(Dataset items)
------------------------------------------------

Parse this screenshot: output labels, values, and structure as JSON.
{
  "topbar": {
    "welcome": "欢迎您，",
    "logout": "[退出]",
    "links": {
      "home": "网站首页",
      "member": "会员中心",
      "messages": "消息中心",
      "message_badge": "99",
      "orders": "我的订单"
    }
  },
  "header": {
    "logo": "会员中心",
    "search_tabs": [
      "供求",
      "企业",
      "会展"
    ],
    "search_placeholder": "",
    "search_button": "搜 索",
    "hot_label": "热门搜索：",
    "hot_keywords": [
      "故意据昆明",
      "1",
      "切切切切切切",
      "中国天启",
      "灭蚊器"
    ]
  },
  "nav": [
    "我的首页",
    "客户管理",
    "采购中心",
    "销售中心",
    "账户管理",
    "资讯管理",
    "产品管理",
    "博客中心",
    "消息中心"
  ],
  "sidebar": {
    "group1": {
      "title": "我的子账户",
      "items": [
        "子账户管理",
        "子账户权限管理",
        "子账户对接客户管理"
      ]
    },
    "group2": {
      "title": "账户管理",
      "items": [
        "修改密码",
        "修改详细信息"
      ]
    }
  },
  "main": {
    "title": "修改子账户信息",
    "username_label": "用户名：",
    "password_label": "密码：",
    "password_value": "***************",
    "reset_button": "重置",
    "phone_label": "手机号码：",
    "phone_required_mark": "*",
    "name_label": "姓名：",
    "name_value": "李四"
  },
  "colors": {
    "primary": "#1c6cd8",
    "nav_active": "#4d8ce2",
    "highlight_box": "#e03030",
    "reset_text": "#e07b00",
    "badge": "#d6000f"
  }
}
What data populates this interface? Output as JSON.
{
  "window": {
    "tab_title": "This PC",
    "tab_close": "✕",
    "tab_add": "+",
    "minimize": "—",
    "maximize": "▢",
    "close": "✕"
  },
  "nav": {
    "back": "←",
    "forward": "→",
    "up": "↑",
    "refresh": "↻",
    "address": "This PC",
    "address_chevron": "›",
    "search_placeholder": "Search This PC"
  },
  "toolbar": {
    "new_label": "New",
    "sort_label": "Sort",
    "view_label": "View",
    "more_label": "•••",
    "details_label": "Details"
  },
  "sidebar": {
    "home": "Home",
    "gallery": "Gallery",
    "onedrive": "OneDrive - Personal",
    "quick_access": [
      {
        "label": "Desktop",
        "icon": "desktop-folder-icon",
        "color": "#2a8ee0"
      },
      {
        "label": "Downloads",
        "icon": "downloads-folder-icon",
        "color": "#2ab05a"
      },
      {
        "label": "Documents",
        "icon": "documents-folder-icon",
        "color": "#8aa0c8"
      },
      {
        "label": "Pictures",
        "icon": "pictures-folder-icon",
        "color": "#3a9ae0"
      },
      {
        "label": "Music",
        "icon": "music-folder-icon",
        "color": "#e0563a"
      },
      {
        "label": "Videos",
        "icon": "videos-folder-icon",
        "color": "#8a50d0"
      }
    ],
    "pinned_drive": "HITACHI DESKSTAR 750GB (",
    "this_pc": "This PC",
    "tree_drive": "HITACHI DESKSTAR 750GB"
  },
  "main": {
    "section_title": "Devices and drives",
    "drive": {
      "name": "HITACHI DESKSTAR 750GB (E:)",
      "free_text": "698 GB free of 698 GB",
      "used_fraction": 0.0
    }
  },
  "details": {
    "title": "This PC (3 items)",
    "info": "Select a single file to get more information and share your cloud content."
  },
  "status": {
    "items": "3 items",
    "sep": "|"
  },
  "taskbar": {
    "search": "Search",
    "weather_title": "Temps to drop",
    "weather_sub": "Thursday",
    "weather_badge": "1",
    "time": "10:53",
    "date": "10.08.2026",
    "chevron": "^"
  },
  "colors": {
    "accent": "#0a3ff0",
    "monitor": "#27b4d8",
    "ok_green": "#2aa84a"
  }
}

------------------------------------------------

Short problem
Read through the entries and copy every line that includes "HITACHI".

Problem solution
    "pinned_drive": "HITACHI DESKSTAR 750GB (",
    "tree_drive": "HITACHI DESKSTAR 750GB"
      "name": "HITACHI DESKSTAR 750GB (E:)",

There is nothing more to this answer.